→ Task objective: How many lines of the listing below contain the word "artwork"? Reply with the number only.

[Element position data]
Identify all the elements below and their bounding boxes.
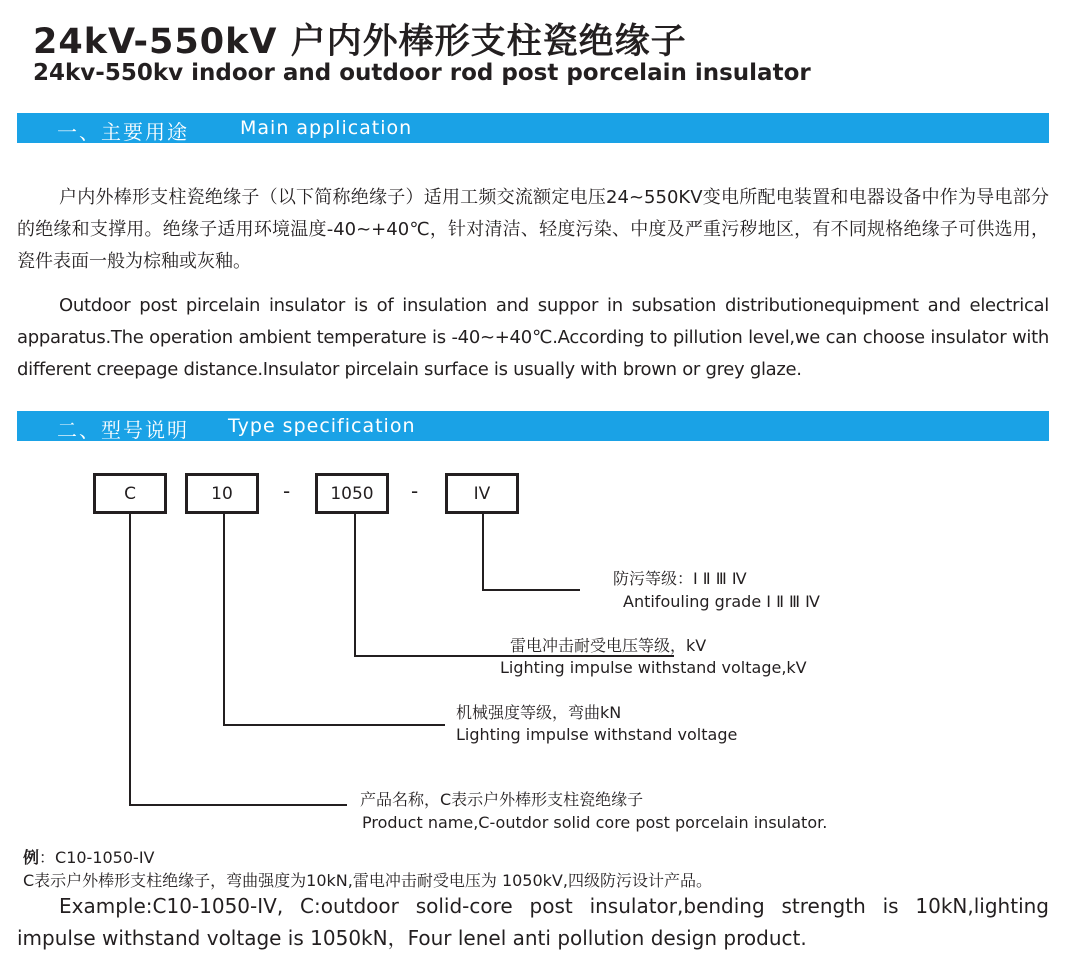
label-strength-cn: 机械强度等级，弯曲kN bbox=[456, 703, 622, 722]
application-paragraph-en: Outdoor post pircelain insulator is of insulation and suppor in subsation distributionequipment and electrical apparatus.The operation ambient temperature is -40~+40℃.According to pillution level,we can choose insulator with different creepage distance.Insulator pircelain surface is usually with brown or grey glaze. bbox=[17, 295, 1049, 380]
example-label: 例 bbox=[23, 848, 40, 867]
example-description-en: Example:C10-1050-IV, C:outdoor solid-core post insulator,bending strength is 10kN,lighting impulse withstand voltage is 1050kN，Four lenel anti pollution design product. bbox=[17, 894, 1049, 950]
label-pollution-cn: 防污等级：Ⅰ Ⅱ Ⅲ Ⅳ bbox=[613, 569, 747, 588]
application-paragraph-cn: 户内外棒形支柱瓷绝缘子（以下简称绝缘子）适用工频交流额定电压24~550KV变电所配电装置和电器设备中作为导电部分的绝缘和支撑用。绝缘子适用环境温度-40~+40℃，针对清洁、轻度污染、中度及严重污秽地区，有不同规格绝缘子可供选用，瓷件表面一般为棕釉或灰釉。 bbox=[17, 187, 1049, 272]
leader-line-pollution bbox=[482, 514, 484, 591]
label-voltage-en: Lighting impulse withstand voltage,kV bbox=[500, 658, 807, 677]
label-product-en: Product name,C-outdor solid core post porcelain insulator. bbox=[362, 813, 828, 832]
leader-line-strength bbox=[223, 514, 225, 726]
section-header-application bbox=[17, 113, 1049, 143]
example-description-cn: C表示户外棒形支柱绝缘子，弯曲强度为10kN,雷电冲击耐受电压为 1050kV,四级防污设计产品。 bbox=[23, 871, 712, 890]
leader-line-product bbox=[129, 514, 131, 806]
leader-line-product bbox=[129, 804, 347, 806]
label-voltage-cn: 雷电冲击耐受电压等级，kV bbox=[510, 636, 707, 655]
section-title-cn: 二、型号说明 bbox=[57, 418, 189, 442]
label-pollution-en: Antifouling grade Ⅰ Ⅱ Ⅲ Ⅳ bbox=[623, 592, 820, 611]
leader-line-voltage bbox=[354, 514, 356, 657]
code-box-voltage: 1050 bbox=[315, 473, 389, 514]
section-header-type bbox=[17, 411, 1049, 441]
example-heading bbox=[23, 845, 154, 868]
section-title-cn: 一、主要用途 bbox=[57, 120, 189, 144]
code-box-strength: 10 bbox=[185, 473, 259, 514]
code-box-pollution: IV bbox=[445, 473, 519, 514]
code-dash: - bbox=[283, 479, 291, 503]
code-box-product: C bbox=[93, 473, 167, 514]
page-title-en: 24kv-550kv indoor and outdoor rod post porcelain insulator bbox=[33, 60, 811, 86]
section-title-en: Type specification bbox=[228, 415, 416, 437]
code-dash: - bbox=[411, 479, 419, 503]
label-product-cn: 产品名称，C表示户外棒形支柱瓷绝缘子 bbox=[360, 790, 644, 809]
example-code: ：C10-1050-IV bbox=[39, 848, 155, 867]
label-strength-en: Lighting impulse withstand voltage bbox=[456, 725, 738, 744]
leader-line-pollution bbox=[482, 589, 580, 591]
leader-line-strength bbox=[223, 724, 445, 726]
section-title-en: Main application bbox=[240, 117, 413, 139]
page-title-cn: 24kV-550kV 户内外棒形支柱瓷绝缘子 bbox=[33, 22, 687, 62]
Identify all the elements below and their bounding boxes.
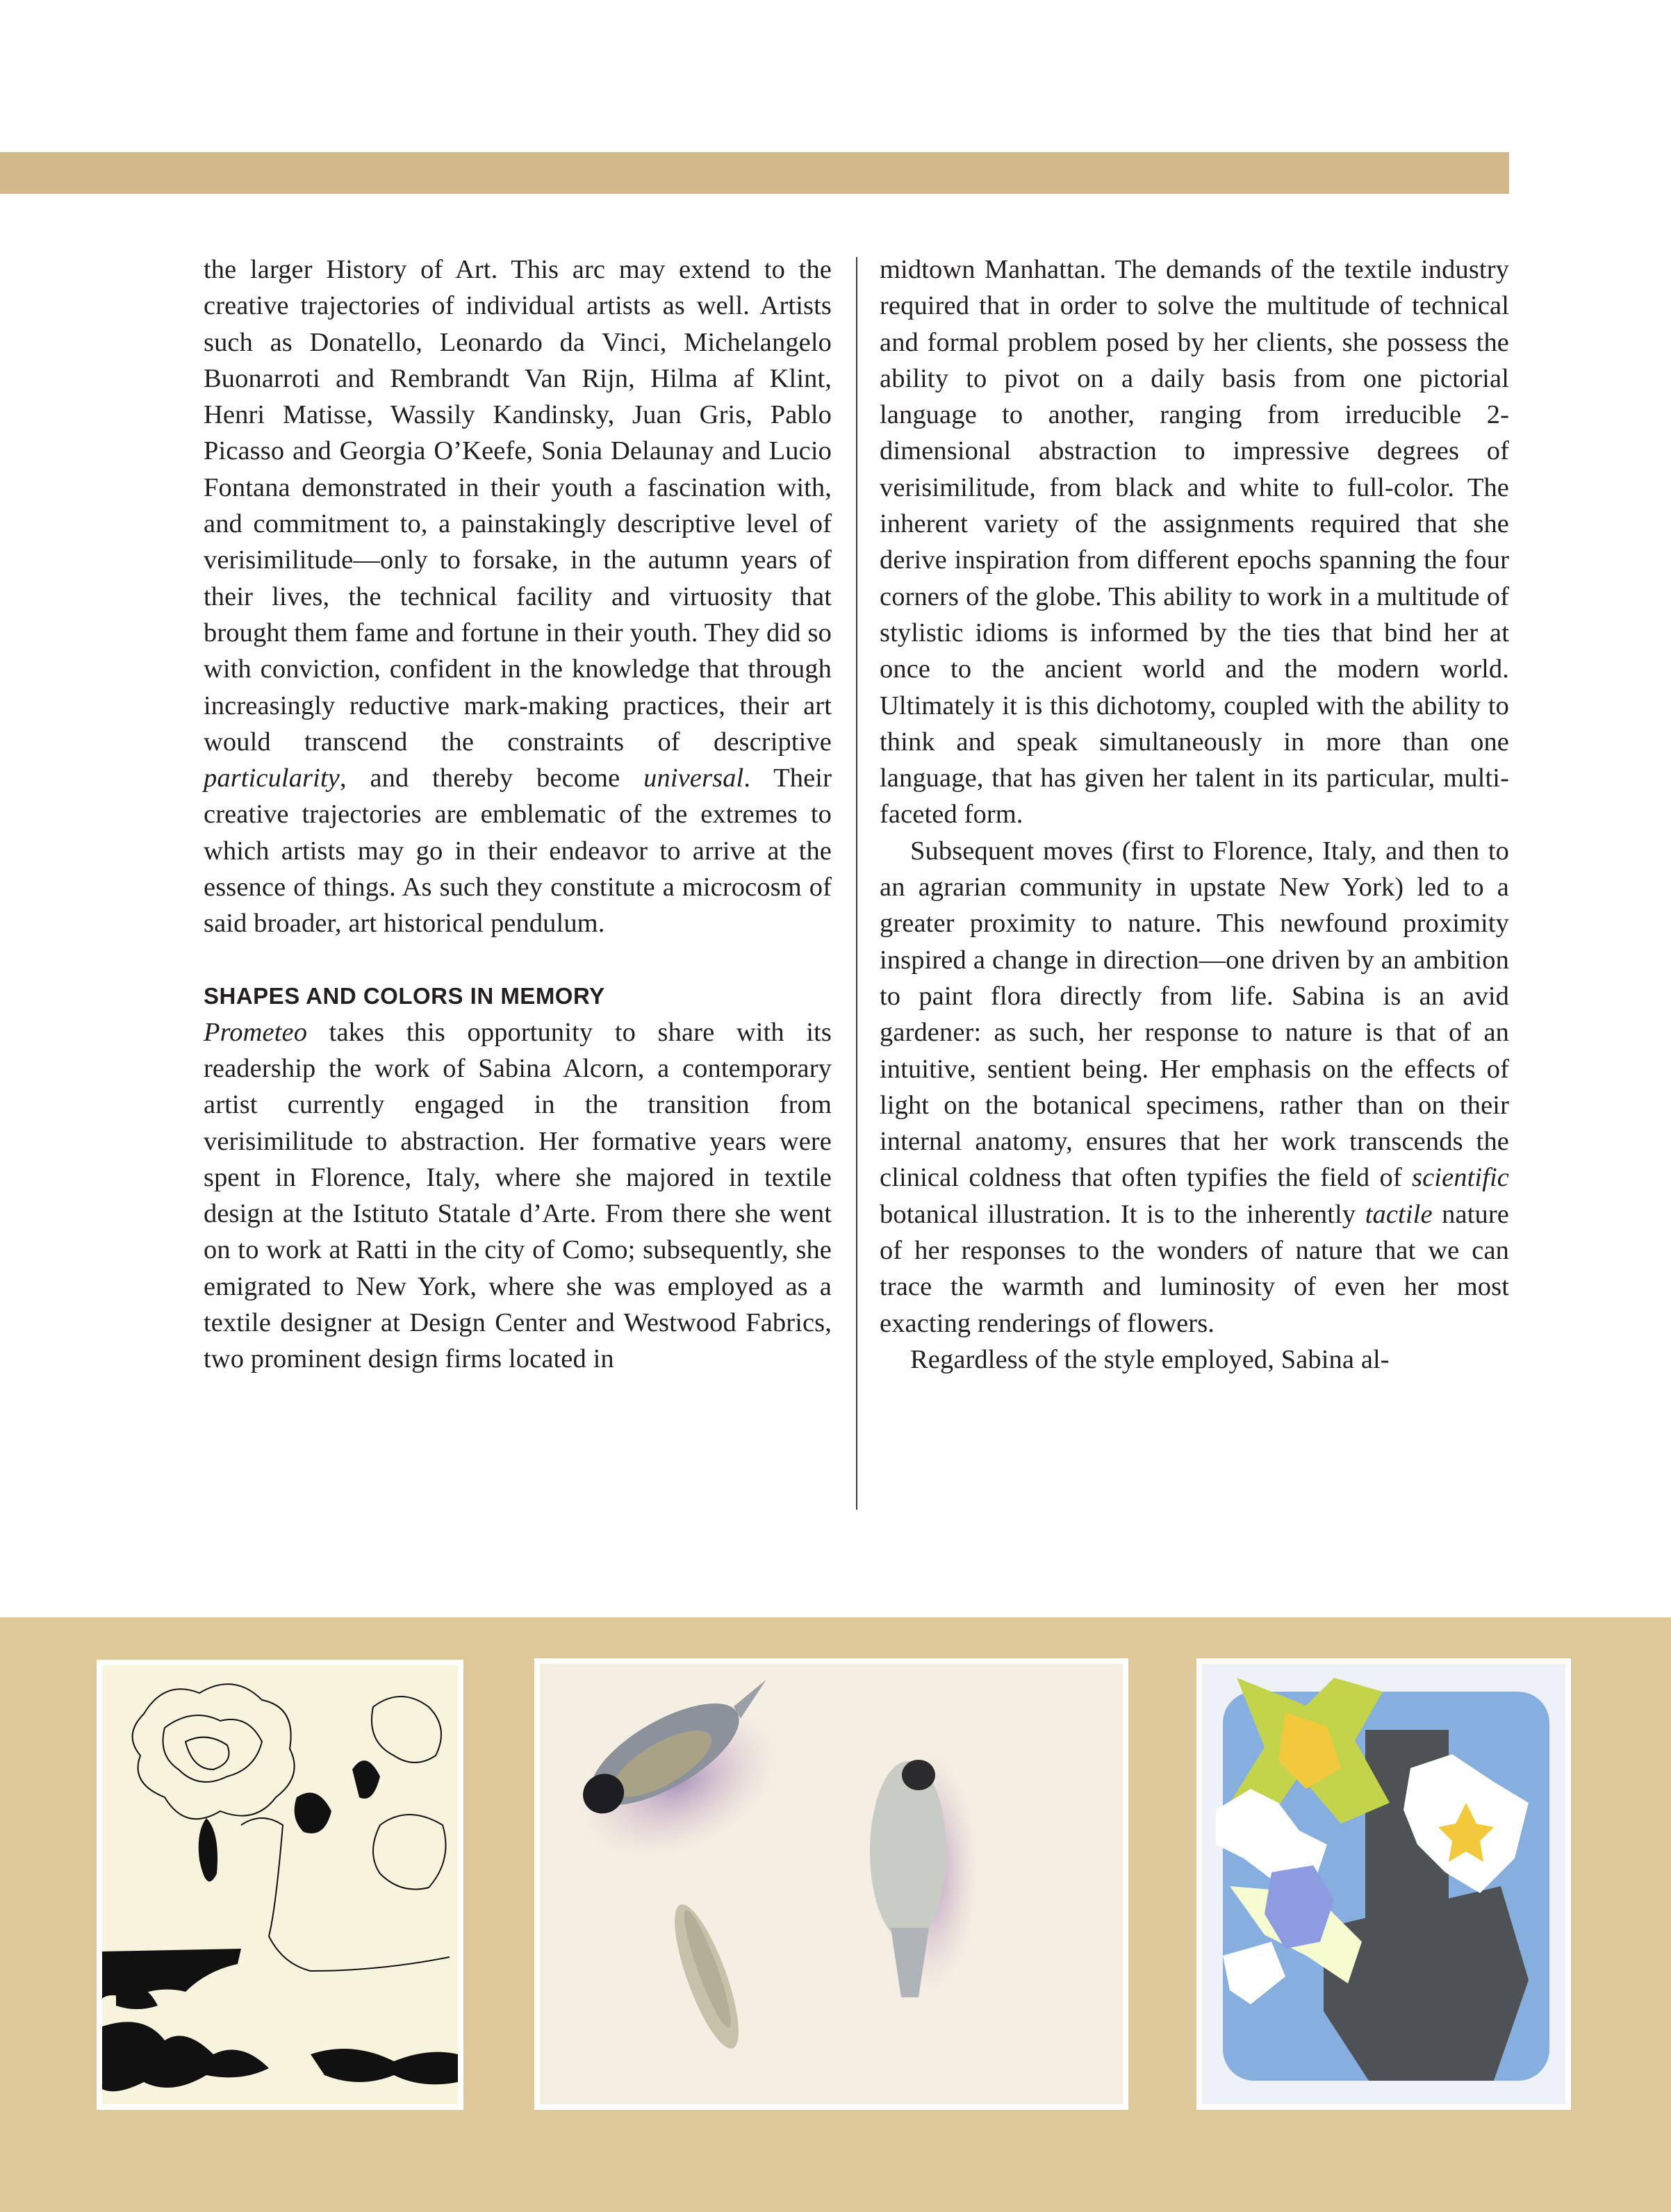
top-accent-bar <box>0 152 1509 194</box>
peonies-drawing-image <box>102 1665 458 2104</box>
paragraph-text: . Their creative trajectories are emblematic of the extremes to which artists may go in their endeavor to arrive at the essence of things. As such they constitute a microcosm of said broader, art historical pendulum. <box>204 764 832 939</box>
paragraph-text: takes this opportunity to share with its readership the work of Sabina Alcorn, a contemporary artist currently engaged in the transition from verisimilitude to abstraction. Her formative years were spent in Florence, Italy, where she majored in textile design at the Istituto Statale d’Arte. From there she went on to work at Ratti in the city of Como; subsequently, she emigrated to New York, where she was employed as a textile designer at Design Center and Westwood Fabrics, two prominent design firms located in <box>204 1017 832 1374</box>
paragraph-text: nature of her responses to the wonders of nature that we can trace the warmth and luminosity of even her most exacting renderings of flowers. <box>880 1199 1509 1338</box>
italic-term: universal <box>643 764 744 793</box>
body-paragraph <box>204 251 832 942</box>
body-paragraph <box>204 1014 832 1378</box>
chickadees-drawing-image <box>540 1664 1123 2104</box>
italic-term: particularity <box>204 764 340 793</box>
paragraph-text: botanical illustration. It is to the inherently <box>880 1199 1365 1229</box>
paragraph-text: Subsequent moves (first to Florence, Italy, and then to an agrarian community in upstate New York) led to a greater proximity to nature. This newfound proximity inspired a change in direction—one driven by an ambition to paint flora directly from life. Sabina is an avid gardener: as such, her response to nature is that of an intuitive, sentient being. Her emphasis on the effects of light on the botanical specimens, rather than on their internal anatomy, ensures that her work transcends the clinical coldness that often typifies the field of <box>880 836 1509 1193</box>
column-divider <box>856 257 857 1510</box>
artwork-chickadees-pencil <box>534 1658 1128 2110</box>
body-paragraph <box>880 833 1509 1342</box>
body-paragraph: Regardless of the style employed, Sabina al- <box>910 1344 1390 1374</box>
section-heading: SHAPES AND COLORS IN MEMORY <box>204 982 605 1009</box>
artwork-cutpaper-collage <box>1196 1658 1571 2110</box>
artwork-peonies-ink <box>97 1660 463 2110</box>
left-text-column <box>204 251 832 1378</box>
italic-term: scientific <box>1412 1163 1509 1193</box>
body-paragraph: midtown Manhattan. The demands of the textile industry required that in order to solve the multitude of technical and formal problem posed by her clients, she possess the ability to pivot on a daily basis from one pictorial language to another, ranging from irreducible 2-dimensional abstraction to impressive degrees of verisimilitude, from black and white to full-color. The inherent variety of the assignments required that she derive inspiration from different epochs spanning the four corners of the globe. This ability to work in a multitude of stylistic idioms is informed by the ties that bind her at once to the ancient world and the modern world. Ultimately it is this dichotomy, coupled with the ability to think and speak simultaneously in more than one language, that has given her talent in its particular, multi-faceted form. <box>880 255 1509 830</box>
publication-title: Prometeo <box>204 1017 308 1047</box>
paragraph-text: , and thereby become <box>339 764 644 793</box>
collage-image <box>1202 1664 1565 2104</box>
right-text-column <box>880 251 1509 1378</box>
italic-term: tactile <box>1365 1199 1433 1229</box>
paragraph-text: the larger History of Art. This arc may extend to the creative trajectories of individual artists as well. Artists such as Donatello, Leonardo da Vinci, Michelangelo Buonarroti and Rembrandt Van Rijn, Hilma af Klint, Henri Matisse, Wassily Kandinsky, Juan Gris, Pablo Picasso and Georgia O’Keefe, Sonia Delaunay and Lucio Fontana demonstrated in their youth a fascination with, and commitment to, a painstakingly descriptive level of verisimilitude—only to forsake, in the autumn years of their lives, the technical facility and virtuosity that brought them fame and fortune in their youth. They did so with conviction, confident in the knowledge that through increasingly reductive mark-making practices, their art would transcend the constraints of descriptive <box>204 255 832 757</box>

→ Answer to the exercise: 3